:: Data rows
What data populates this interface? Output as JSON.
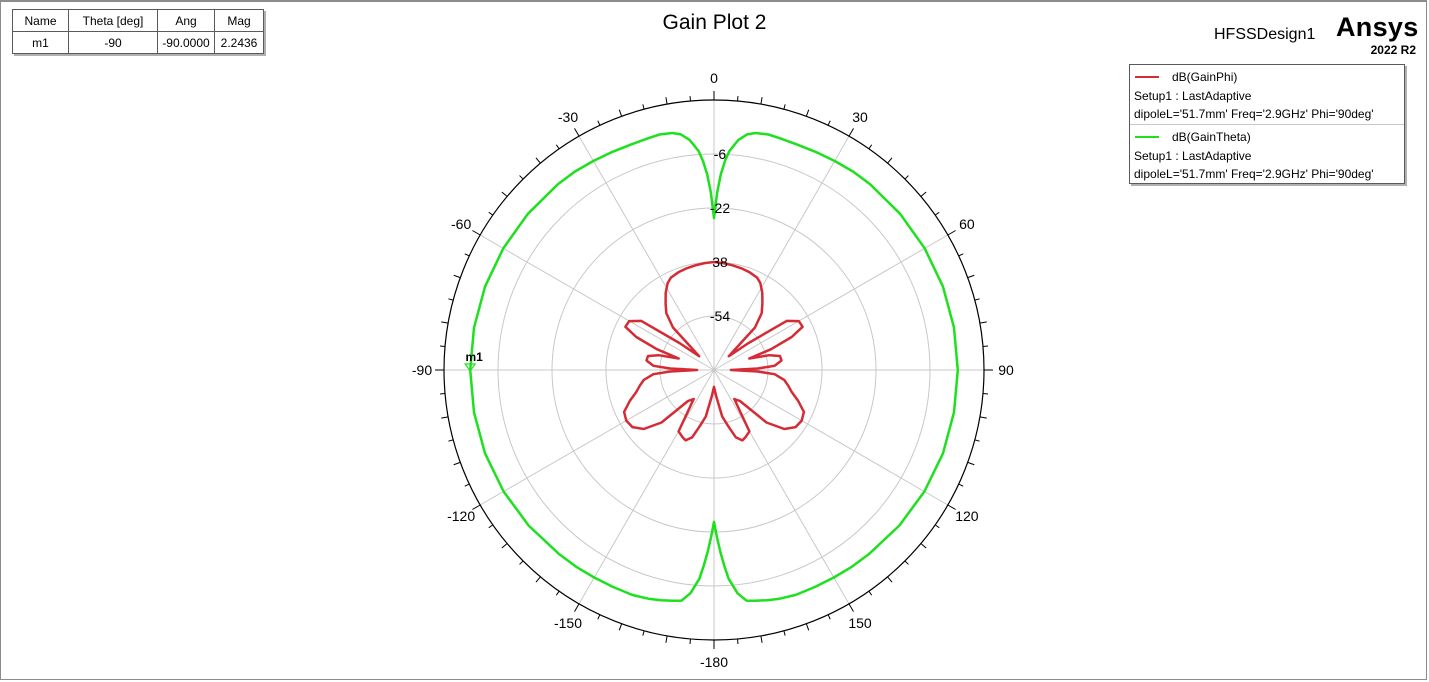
{
  "plot_title": "Gain Plot 2",
  "design_name": "HFSSDesign1",
  "logo": {
    "brand": "Ansys",
    "version": "2022 R2"
  },
  "marker_table": {
    "headers": [
      "Name",
      "Theta [deg]",
      "Ang",
      "Mag"
    ],
    "row": [
      "m1",
      "-90",
      "-90.0000",
      "2.2436"
    ]
  },
  "legend": [
    {
      "name": "dB(GainPhi)",
      "setup": "Setup1 : LastAdaptive",
      "variables": "dipoleL='51.7mm' Freq='2.9GHz' Phi='90deg'",
      "color": "#d42b35"
    },
    {
      "name": "dB(GainTheta)",
      "setup": "Setup1 : LastAdaptive",
      "variables": "dipoleL='51.7mm' Freq='2.9GHz' Phi='90deg'",
      "color": "#1ee01e"
    }
  ],
  "chart_data": {
    "type": "polar-line",
    "title": "Gain Plot 2",
    "angle_ticks": [
      0,
      30,
      60,
      90,
      120,
      150,
      -180,
      -150,
      -120,
      -90,
      -60,
      -30
    ],
    "radial_tick_labels": [
      "-6",
      "-22",
      "38",
      "-54"
    ],
    "radial_range": [
      -70,
      10
    ],
    "grid": true,
    "legend_position": "top-right",
    "marker": {
      "name": "m1",
      "theta": -90,
      "mag": 2.2436
    },
    "series": [
      {
        "name": "dB(GainTheta)",
        "color": "#1ee01e",
        "theta": [
          0,
          1,
          2,
          3,
          4,
          6,
          8,
          10,
          13,
          16,
          20,
          25,
          30,
          35,
          40,
          50,
          60,
          70,
          80,
          90,
          100,
          110,
          120,
          130,
          140,
          145,
          150,
          155,
          160,
          164,
          167,
          170,
          172,
          174,
          176,
          177,
          178,
          179,
          180
        ],
        "values": [
          -25.0,
          -17.5,
          -12.0,
          -8.0,
          -5.0,
          -1.5,
          0.5,
          1.3,
          1.6,
          1.4,
          1.2,
          1.3,
          1.5,
          1.8,
          1.9,
          2.0,
          2.1,
          2.2,
          2.2,
          2.24,
          2.2,
          2.2,
          2.0,
          1.7,
          1.3,
          1.2,
          1.0,
          0.9,
          0.9,
          0.5,
          0.0,
          -0.6,
          -1.0,
          -3.5,
          -8.0,
          -12.0,
          -16.0,
          -20.5,
          -25.0
        ]
      },
      {
        "name": "dB(GainPhi)",
        "color": "#d42b35",
        "theta": [
          0,
          5,
          10,
          15,
          20,
          25,
          28,
          32,
          36,
          40,
          44,
          47,
          52,
          56,
          60,
          64,
          67,
          70,
          72,
          75,
          78,
          82,
          86,
          88,
          90,
          92,
          94,
          98,
          102,
          106,
          110,
          115,
          120,
          125,
          130,
          135,
          140,
          145,
          150,
          155,
          158,
          162,
          166,
          170,
          175,
          180
        ],
        "values": [
          -38.0,
          -38.2,
          -38.5,
          -38.8,
          -39.2,
          -39.8,
          -40.8,
          -43.0,
          -45.6,
          -48.0,
          -52.5,
          -64.0,
          -57.0,
          -44.0,
          -41.0,
          -40.8,
          -45.0,
          -52.0,
          -59.0,
          -53.0,
          -50.0,
          -49.8,
          -52.0,
          -57.0,
          -65.0,
          -57.0,
          -52.0,
          -49.0,
          -47.5,
          -46.0,
          -43.5,
          -40.6,
          -40.0,
          -40.5,
          -42.8,
          -48.0,
          -58.0,
          -59.5,
          -49.0,
          -48.0,
          -47.5,
          -49.0,
          -53.0,
          -56.0,
          -62.0,
          -65.0
        ]
      }
    ]
  }
}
::::
## Do this
Working from the entries above, return all lines that contain "color".

## Correct response
      "color": "#d42b35"
      "color": "#1ee01e"
        "color": "#1ee01e",
        "color": "#d42b35",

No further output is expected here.